### INPUT ROWS ###

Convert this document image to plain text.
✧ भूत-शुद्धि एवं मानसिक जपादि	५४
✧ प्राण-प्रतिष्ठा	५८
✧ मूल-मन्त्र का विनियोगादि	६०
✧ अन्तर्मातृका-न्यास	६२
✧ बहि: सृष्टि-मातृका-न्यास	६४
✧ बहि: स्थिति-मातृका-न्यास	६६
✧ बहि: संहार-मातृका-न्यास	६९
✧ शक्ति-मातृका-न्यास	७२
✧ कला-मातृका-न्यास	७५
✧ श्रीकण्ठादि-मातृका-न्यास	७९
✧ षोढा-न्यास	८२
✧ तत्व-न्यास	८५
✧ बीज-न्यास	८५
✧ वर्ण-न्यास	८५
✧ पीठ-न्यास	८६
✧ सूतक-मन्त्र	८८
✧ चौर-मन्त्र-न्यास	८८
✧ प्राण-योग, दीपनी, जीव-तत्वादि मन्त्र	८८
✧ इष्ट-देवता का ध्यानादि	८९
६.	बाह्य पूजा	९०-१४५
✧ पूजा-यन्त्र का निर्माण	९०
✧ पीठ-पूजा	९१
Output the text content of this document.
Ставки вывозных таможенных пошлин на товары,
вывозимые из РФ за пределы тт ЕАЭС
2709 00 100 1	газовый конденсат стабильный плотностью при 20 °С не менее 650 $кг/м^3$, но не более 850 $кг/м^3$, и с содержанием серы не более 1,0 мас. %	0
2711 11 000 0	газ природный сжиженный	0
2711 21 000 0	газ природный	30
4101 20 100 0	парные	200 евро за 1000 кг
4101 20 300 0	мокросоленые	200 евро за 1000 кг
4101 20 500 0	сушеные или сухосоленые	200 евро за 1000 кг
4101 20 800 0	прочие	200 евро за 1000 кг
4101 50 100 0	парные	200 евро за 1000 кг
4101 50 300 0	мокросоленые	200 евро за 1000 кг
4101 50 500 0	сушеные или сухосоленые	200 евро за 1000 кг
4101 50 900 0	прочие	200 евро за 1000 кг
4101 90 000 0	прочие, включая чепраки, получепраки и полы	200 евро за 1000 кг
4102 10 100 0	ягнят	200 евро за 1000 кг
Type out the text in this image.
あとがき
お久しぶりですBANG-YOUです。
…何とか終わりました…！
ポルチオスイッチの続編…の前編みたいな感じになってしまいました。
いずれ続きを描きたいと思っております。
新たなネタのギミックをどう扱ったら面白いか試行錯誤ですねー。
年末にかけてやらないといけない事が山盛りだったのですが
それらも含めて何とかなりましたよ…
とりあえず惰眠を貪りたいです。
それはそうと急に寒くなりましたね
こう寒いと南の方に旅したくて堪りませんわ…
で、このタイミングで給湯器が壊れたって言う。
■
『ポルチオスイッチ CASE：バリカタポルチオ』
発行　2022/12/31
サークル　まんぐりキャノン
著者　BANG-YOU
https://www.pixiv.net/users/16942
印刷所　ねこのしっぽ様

###

Write out each line of the data that holds the string "document".

• _WRITTEN SOLUTION_
Convert this document image to plain text.
Output the text content of this document.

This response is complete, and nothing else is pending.